● The task: Every line with the string "длину" should be gathered.

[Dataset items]
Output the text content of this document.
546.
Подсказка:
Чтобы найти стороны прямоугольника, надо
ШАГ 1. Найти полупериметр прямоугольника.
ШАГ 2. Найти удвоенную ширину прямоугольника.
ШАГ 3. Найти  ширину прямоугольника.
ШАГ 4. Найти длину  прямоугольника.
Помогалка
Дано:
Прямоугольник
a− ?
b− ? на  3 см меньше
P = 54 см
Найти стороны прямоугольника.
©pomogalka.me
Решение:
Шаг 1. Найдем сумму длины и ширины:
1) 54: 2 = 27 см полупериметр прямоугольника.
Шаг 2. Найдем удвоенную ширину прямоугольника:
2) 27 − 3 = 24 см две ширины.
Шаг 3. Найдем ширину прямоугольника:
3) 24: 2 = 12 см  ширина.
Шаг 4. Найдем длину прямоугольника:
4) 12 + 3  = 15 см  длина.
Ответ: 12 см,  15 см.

...

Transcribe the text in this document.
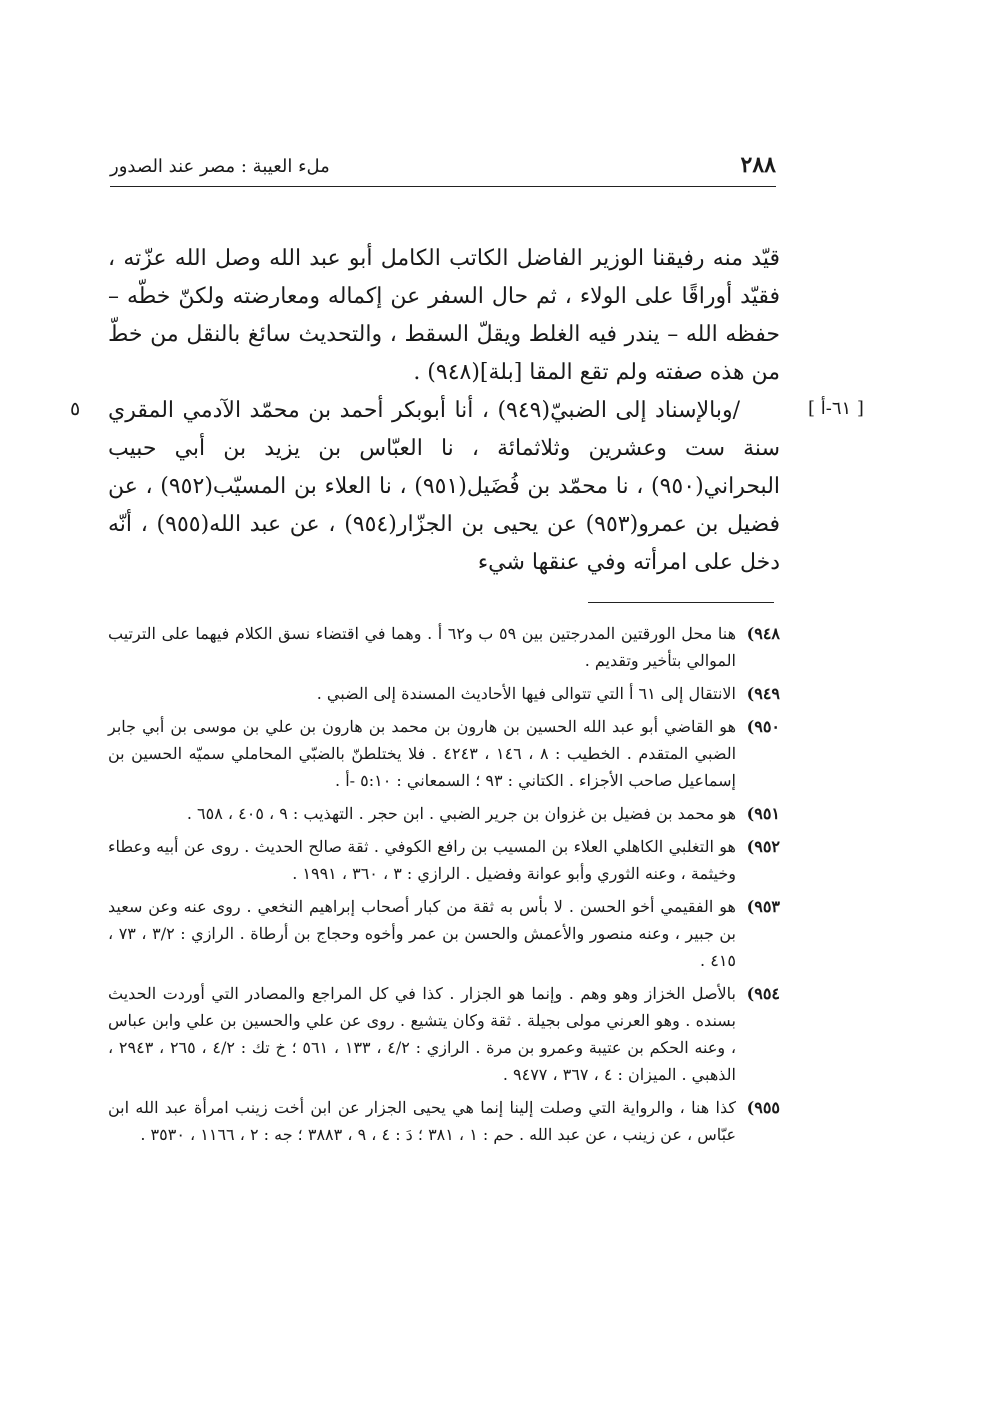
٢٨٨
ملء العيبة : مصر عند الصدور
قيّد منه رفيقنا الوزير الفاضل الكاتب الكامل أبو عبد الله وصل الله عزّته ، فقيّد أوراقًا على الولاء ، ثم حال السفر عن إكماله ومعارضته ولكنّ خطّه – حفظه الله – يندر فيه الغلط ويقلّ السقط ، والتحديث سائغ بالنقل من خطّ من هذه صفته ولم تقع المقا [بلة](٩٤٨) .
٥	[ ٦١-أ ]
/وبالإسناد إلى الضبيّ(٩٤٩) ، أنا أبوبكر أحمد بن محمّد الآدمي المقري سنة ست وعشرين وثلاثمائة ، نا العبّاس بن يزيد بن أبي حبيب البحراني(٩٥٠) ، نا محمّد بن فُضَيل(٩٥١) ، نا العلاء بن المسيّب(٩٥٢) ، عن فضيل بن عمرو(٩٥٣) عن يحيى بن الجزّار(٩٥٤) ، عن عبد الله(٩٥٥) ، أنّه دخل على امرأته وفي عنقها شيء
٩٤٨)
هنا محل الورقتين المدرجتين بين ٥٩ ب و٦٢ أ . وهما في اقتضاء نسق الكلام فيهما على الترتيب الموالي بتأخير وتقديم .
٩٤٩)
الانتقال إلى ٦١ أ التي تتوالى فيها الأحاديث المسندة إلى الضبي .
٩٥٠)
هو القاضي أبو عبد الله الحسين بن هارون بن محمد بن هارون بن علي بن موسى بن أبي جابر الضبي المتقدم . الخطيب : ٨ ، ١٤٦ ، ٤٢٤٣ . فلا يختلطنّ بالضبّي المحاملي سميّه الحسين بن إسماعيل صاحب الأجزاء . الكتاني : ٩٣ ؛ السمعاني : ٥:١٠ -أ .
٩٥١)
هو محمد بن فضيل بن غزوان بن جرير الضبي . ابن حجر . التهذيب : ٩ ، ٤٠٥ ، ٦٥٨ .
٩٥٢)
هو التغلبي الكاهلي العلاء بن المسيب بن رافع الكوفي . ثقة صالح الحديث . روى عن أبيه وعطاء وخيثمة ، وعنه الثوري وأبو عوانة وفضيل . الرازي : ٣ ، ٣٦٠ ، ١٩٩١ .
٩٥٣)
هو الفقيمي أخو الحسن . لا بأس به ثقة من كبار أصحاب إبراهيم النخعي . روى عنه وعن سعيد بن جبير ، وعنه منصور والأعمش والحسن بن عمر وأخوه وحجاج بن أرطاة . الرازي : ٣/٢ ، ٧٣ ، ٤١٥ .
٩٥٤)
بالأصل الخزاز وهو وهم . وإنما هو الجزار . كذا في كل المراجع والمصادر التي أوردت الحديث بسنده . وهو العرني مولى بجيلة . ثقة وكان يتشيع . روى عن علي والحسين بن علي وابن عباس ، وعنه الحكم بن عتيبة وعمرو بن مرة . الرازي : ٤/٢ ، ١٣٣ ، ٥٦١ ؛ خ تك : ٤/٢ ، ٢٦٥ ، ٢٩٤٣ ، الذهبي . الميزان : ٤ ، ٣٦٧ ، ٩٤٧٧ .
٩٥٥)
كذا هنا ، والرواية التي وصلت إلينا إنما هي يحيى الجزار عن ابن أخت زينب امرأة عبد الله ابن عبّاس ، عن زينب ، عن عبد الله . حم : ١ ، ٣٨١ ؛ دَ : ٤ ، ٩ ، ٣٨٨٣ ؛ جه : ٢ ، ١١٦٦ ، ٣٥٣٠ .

● Exercise answer:
ШАГ 4. Найти длину  прямоугольника.
Шаг 4. Найдем длину прямоугольника:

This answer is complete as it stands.